## Given problem
Search the listing below for the word "Read" and copy each line that holds it.

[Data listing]
******
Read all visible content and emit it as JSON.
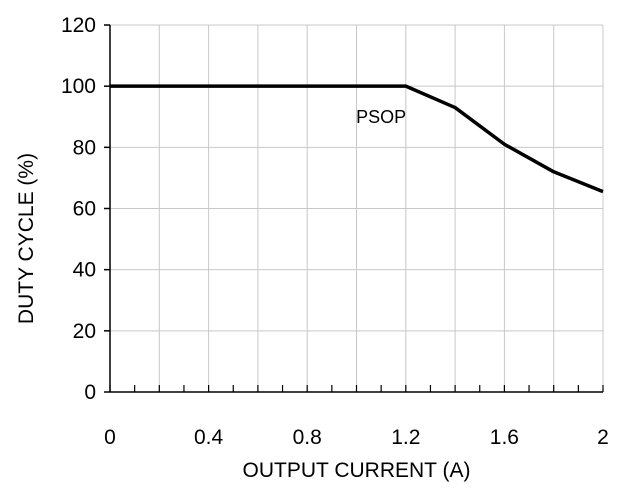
{
  "chart_data": {
    "type": "line",
    "title": "",
    "xlabel": "OUTPUT CURRENT (A)",
    "ylabel": "DUTY CYCLE (%)",
    "xlim": [
      0,
      2
    ],
    "ylim": [
      0,
      120
    ],
    "xticks": [
      0,
      0.4,
      0.8,
      1.2,
      1.6,
      2
    ],
    "xtick_labels": [
      "0",
      "0.4",
      "0.8",
      "1.2",
      "1.6",
      "2"
    ],
    "yticks": [
      0,
      20,
      40,
      60,
      80,
      100,
      120
    ],
    "ytick_labels": [
      "0",
      "20",
      "40",
      "60",
      "80",
      "100",
      "120"
    ],
    "x_minor_step": 0.1,
    "grid": true,
    "series": [
      {
        "x": [
          0,
          0.2,
          0.4,
          0.6,
          0.8,
          1.0,
          1.2,
          1.4,
          1.6,
          1.8,
          2.0
        ],
        "values": [
          100,
          100,
          100,
          100,
          100,
          100,
          100,
          93,
          81,
          72,
          65.5
        ]
      }
    ],
    "annotations": [
      {
        "text": "PSOP",
        "x": 1.1,
        "y": 88
      }
    ],
    "line_color": "#000000",
    "grid_color": "#c8c8c8"
  }
}
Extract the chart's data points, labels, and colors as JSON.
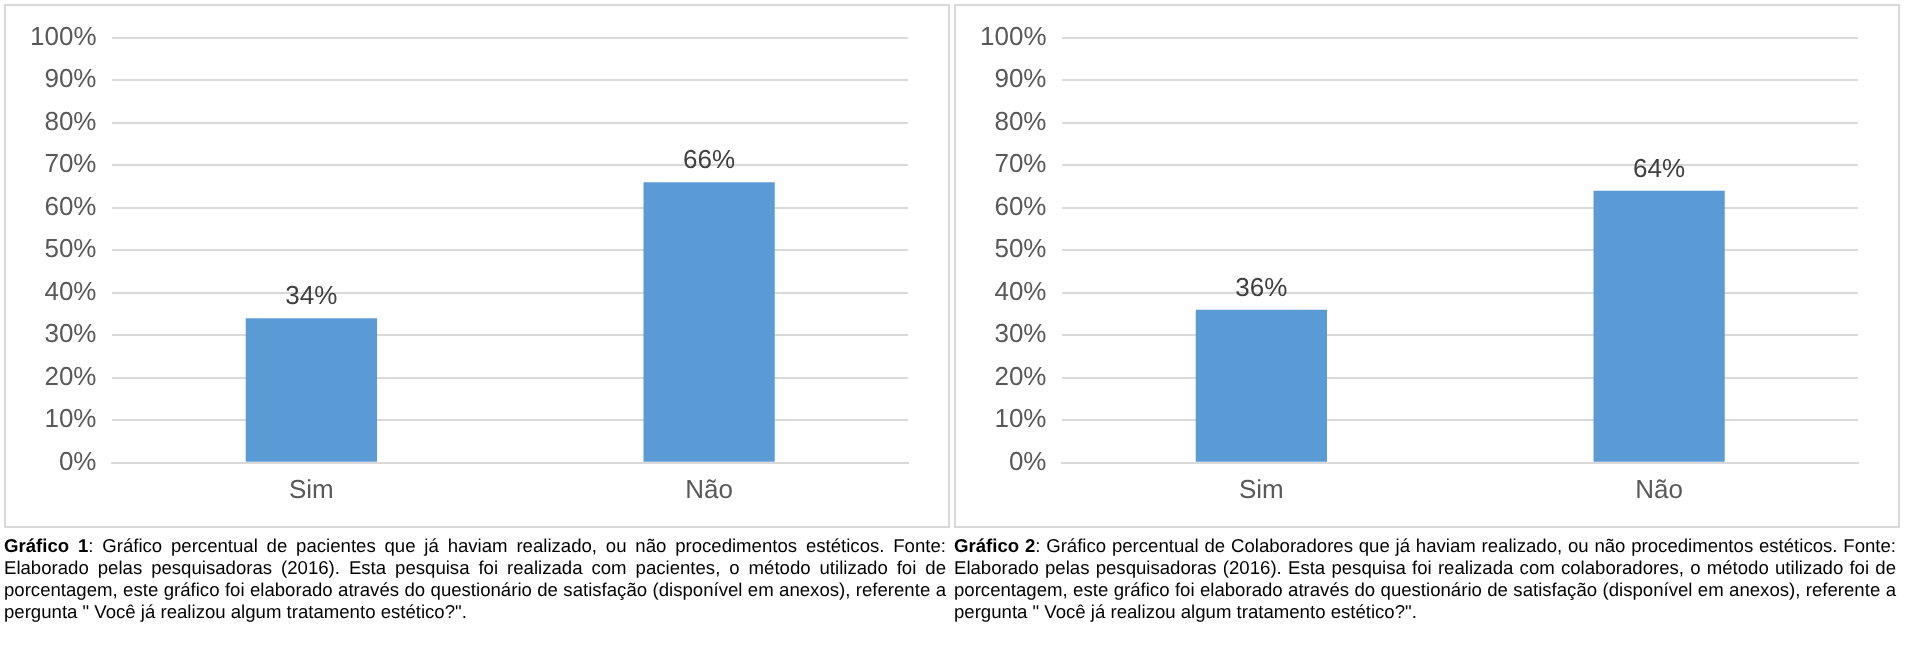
{
  "chart_data": [
    {
      "type": "bar",
      "categories": [
        "Sim",
        "Não"
      ],
      "values": [
        34,
        66
      ],
      "color": "#5b9bd5",
      "value_labels": [
        "34%",
        "66%"
      ],
      "ylim": [
        0,
        100
      ],
      "yticks": [
        {
          "value": 0,
          "label": "0%"
        },
        {
          "value": 10,
          "label": "10%"
        },
        {
          "value": 20,
          "label": "20%"
        },
        {
          "value": 30,
          "label": "30%"
        },
        {
          "value": 40,
          "label": "40%"
        },
        {
          "value": 50,
          "label": "50%"
        },
        {
          "value": 60,
          "label": "60%"
        },
        {
          "value": 70,
          "label": "70%"
        },
        {
          "value": 80,
          "label": "80%"
        },
        {
          "value": 90,
          "label": "90%"
        },
        {
          "value": 100,
          "label": "100%"
        }
      ],
      "grid": "y",
      "legend": false,
      "annotations": [
        "Gráfico 1",
        ": Gráfico percentual de pacientes que já haviam realizado, ou não procedimentos estéticos. Fonte: Elaborado pelas pesquisadoras (2016). Esta pesquisa foi realizada com pacientes, o método utilizado foi de porcentagem, este gráfico foi elaborado através do questionário de satisfação (disponível em anexos), referente a pergunta \" Você já realizou algum tratamento estético?\"."
      ]
    },
    {
      "type": "bar",
      "categories": [
        "Sim",
        "Não"
      ],
      "values": [
        36,
        64
      ],
      "color": "#5b9bd5",
      "value_labels": [
        "36%",
        "64%"
      ],
      "ylim": [
        0,
        100
      ],
      "yticks": [
        {
          "value": 0,
          "label": "0%"
        },
        {
          "value": 10,
          "label": "10%"
        },
        {
          "value": 20,
          "label": "20%"
        },
        {
          "value": 30,
          "label": "30%"
        },
        {
          "value": 40,
          "label": "40%"
        },
        {
          "value": 50,
          "label": "50%"
        },
        {
          "value": 60,
          "label": "60%"
        },
        {
          "value": 70,
          "label": "70%"
        },
        {
          "value": 80,
          "label": "80%"
        },
        {
          "value": 90,
          "label": "90%"
        },
        {
          "value": 100,
          "label": "100%"
        }
      ],
      "grid": "y",
      "legend": false,
      "annotations": [
        "Gráfico 2",
        ": Gráfico percentual de Colaboradores que já haviam realizado, ou não procedimentos estéticos. Fonte: Elaborado pelas pesquisadoras (2016). Esta pesquisa foi realizada com colaboradores, o método utilizado foi de porcentagem, este gráfico foi elaborado através do questionário de satisfação (disponível em anexos), referente a pergunta \" Você já realizou algum tratamento estético?\"."
      ]
    }
  ]
}
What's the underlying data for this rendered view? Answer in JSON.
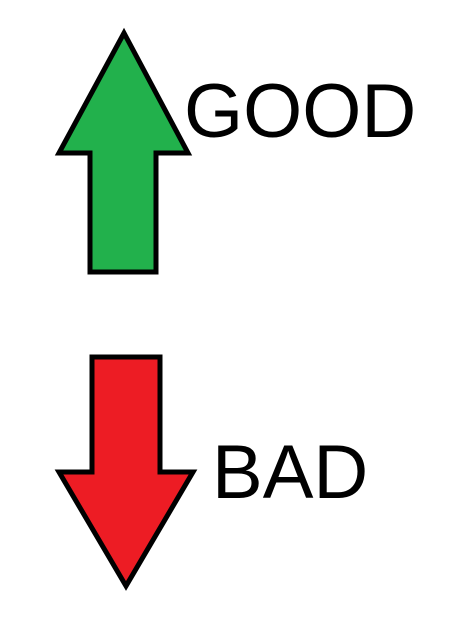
{
  "items": [
    {
      "label": "GOOD",
      "direction": "up",
      "icon": "up-arrow-icon",
      "color": "#22b14c"
    },
    {
      "label": "BAD",
      "direction": "down",
      "icon": "down-arrow-icon",
      "color": "#ed1c24"
    }
  ],
  "colors": {
    "outline": "#000000",
    "text": "#000000",
    "background": "#ffffff"
  }
}
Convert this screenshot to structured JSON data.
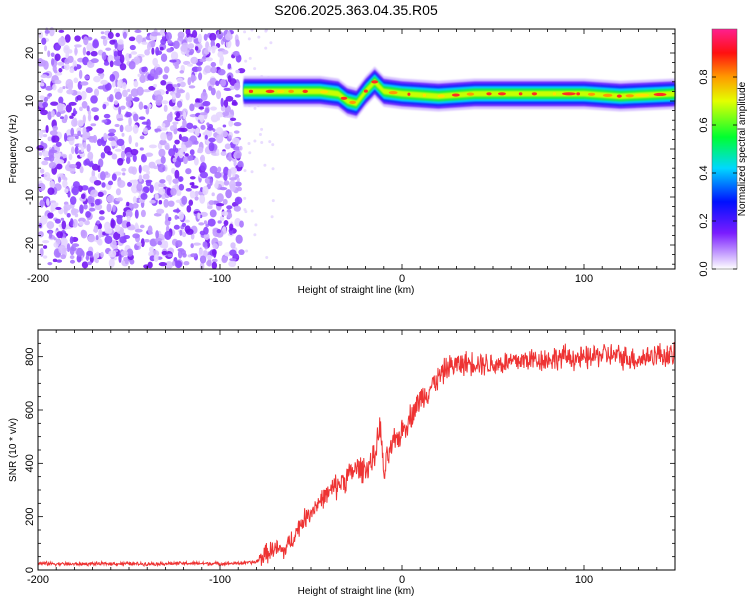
{
  "title": "S206.2025.363.04.35.R05",
  "chart_data": [
    {
      "type": "heatmap",
      "xlabel": "Height of straight line (km)",
      "ylabel": "Frequency (Hz)",
      "xlim": [
        -200,
        150
      ],
      "ylim": [
        -25,
        25
      ],
      "xticks": [
        -200,
        -100,
        0,
        100
      ],
      "yticks": [
        -20,
        -10,
        0,
        10,
        20
      ],
      "noise_region_x": [
        -200,
        -87
      ],
      "signal_band": {
        "x": [
          -87,
          -75,
          -60,
          -45,
          -35,
          -30,
          -25,
          -20,
          -15,
          -10,
          0,
          20,
          40,
          60,
          80,
          100,
          120,
          150
        ],
        "freq": [
          12,
          12,
          12,
          12,
          11.5,
          10,
          9.5,
          12,
          14,
          12,
          11.5,
          11,
          11.5,
          11.5,
          11.5,
          11.5,
          11,
          11.5
        ]
      },
      "colorbar": {
        "label": "Normalized spectral amplitude",
        "range": [
          0.0,
          1.0
        ],
        "ticks": [
          0.0,
          0.2,
          0.4,
          0.6,
          0.8
        ]
      }
    },
    {
      "type": "line",
      "xlabel": "Height of straight line (km)",
      "ylabel": "SNR (10 * v/v)",
      "xlim": [
        -200,
        150
      ],
      "ylim": [
        0,
        900
      ],
      "xticks": [
        -200,
        -100,
        0,
        100
      ],
      "yticks": [
        0,
        200,
        400,
        600,
        800
      ],
      "color": "#ee3333",
      "series": [
        {
          "name": "SNR",
          "x": [
            -200,
            -180,
            -160,
            -140,
            -120,
            -100,
            -90,
            -80,
            -75,
            -70,
            -65,
            -60,
            -55,
            -50,
            -45,
            -40,
            -35,
            -30,
            -25,
            -20,
            -15,
            -12,
            -10,
            -8,
            -5,
            0,
            5,
            10,
            15,
            20,
            25,
            30,
            40,
            50,
            60,
            70,
            80,
            90,
            100,
            110,
            120,
            130,
            140,
            150
          ],
          "y": [
            25,
            22,
            24,
            23,
            25,
            24,
            25,
            30,
            60,
            80,
            70,
            120,
            180,
            220,
            260,
            290,
            320,
            350,
            380,
            380,
            420,
            550,
            350,
            420,
            470,
            520,
            580,
            640,
            680,
            720,
            760,
            770,
            780,
            770,
            780,
            790,
            790,
            800,
            790,
            810,
            800,
            790,
            810,
            800
          ]
        }
      ]
    }
  ]
}
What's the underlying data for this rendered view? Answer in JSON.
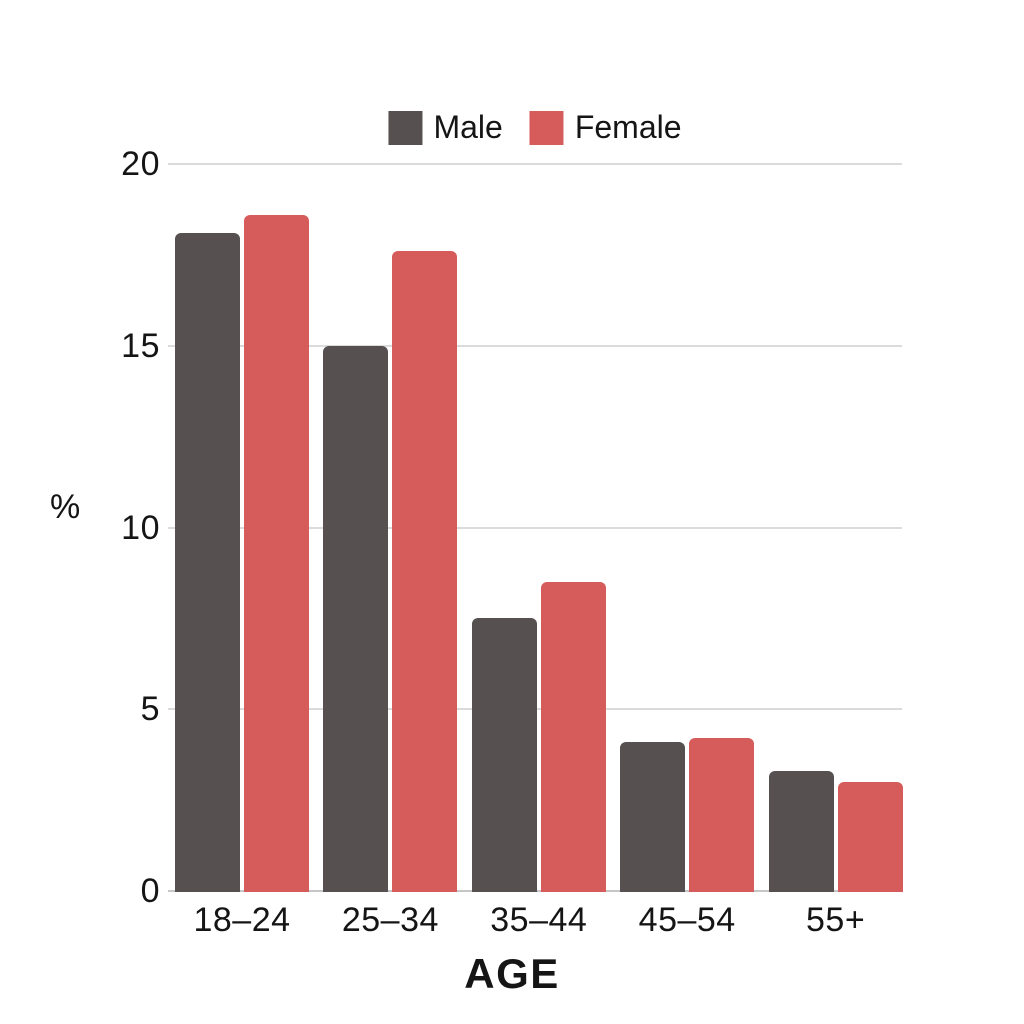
{
  "chart_data": {
    "type": "bar",
    "title": "",
    "categories": [
      "18–24",
      "25–34",
      "35–44",
      "45–54",
      "55+"
    ],
    "series": [
      {
        "name": "Male",
        "color": "#565051",
        "values": [
          18.1,
          15.0,
          7.5,
          4.1,
          3.3
        ]
      },
      {
        "name": "Female",
        "color": "#d65c5b",
        "values": [
          18.6,
          17.6,
          8.5,
          4.2,
          3.0
        ]
      }
    ],
    "xlabel": "AGE",
    "ylabel": "%",
    "ylim": [
      0,
      20
    ],
    "yticks": [
      0,
      5,
      10,
      15,
      20
    ],
    "grid": true,
    "legend_position": "top-center",
    "background_color": "#ffffff",
    "gridline_color": "#dbdbdb",
    "axis_line_color": "#c6c6c6",
    "text_color": "#151515"
  }
}
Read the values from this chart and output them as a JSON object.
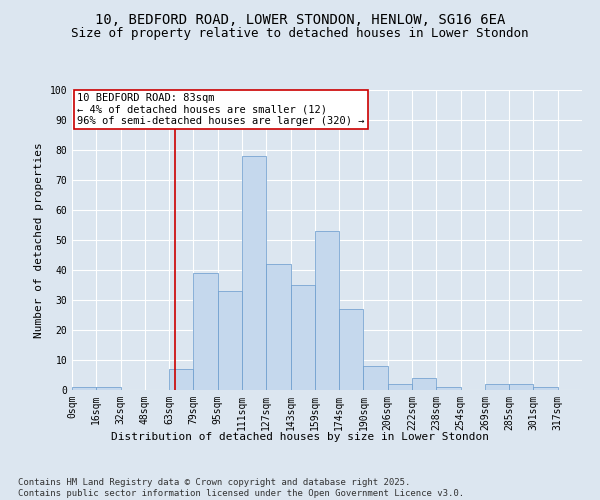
{
  "title_line1": "10, BEDFORD ROAD, LOWER STONDON, HENLOW, SG16 6EA",
  "title_line2": "Size of property relative to detached houses in Lower Stondon",
  "xlabel": "Distribution of detached houses by size in Lower Stondon",
  "ylabel": "Number of detached properties",
  "bar_color": "#c5d8ed",
  "bar_edge_color": "#6699cc",
  "background_color": "#dce6f0",
  "grid_color": "#ffffff",
  "fig_background": "#dce6f0",
  "bin_labels": [
    "0sqm",
    "16sqm",
    "32sqm",
    "48sqm",
    "63sqm",
    "79sqm",
    "95sqm",
    "111sqm",
    "127sqm",
    "143sqm",
    "159sqm",
    "174sqm",
    "190sqm",
    "206sqm",
    "222sqm",
    "238sqm",
    "254sqm",
    "269sqm",
    "285sqm",
    "301sqm",
    "317sqm"
  ],
  "bar_values": [
    1,
    1,
    0,
    0,
    7,
    39,
    33,
    78,
    42,
    35,
    53,
    27,
    8,
    2,
    4,
    1,
    0,
    2,
    2,
    1,
    0
  ],
  "vline_color": "#cc0000",
  "vline_pos": 4.25,
  "annotation_text": "10 BEDFORD ROAD: 83sqm\n← 4% of detached houses are smaller (12)\n96% of semi-detached houses are larger (320) →",
  "annotation_box_color": "#ffffff",
  "annotation_box_edge": "#cc0000",
  "ylim": [
    0,
    100
  ],
  "yticks": [
    0,
    10,
    20,
    30,
    40,
    50,
    60,
    70,
    80,
    90,
    100
  ],
  "footnote": "Contains HM Land Registry data © Crown copyright and database right 2025.\nContains public sector information licensed under the Open Government Licence v3.0.",
  "title_fontsize": 10,
  "subtitle_fontsize": 9,
  "axis_label_fontsize": 8,
  "tick_fontsize": 7,
  "annotation_fontsize": 7.5,
  "footnote_fontsize": 6.5
}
******
## Written answer
Read all visible content and emit it as JSON.
Read the values from this chart and output them as a JSON object.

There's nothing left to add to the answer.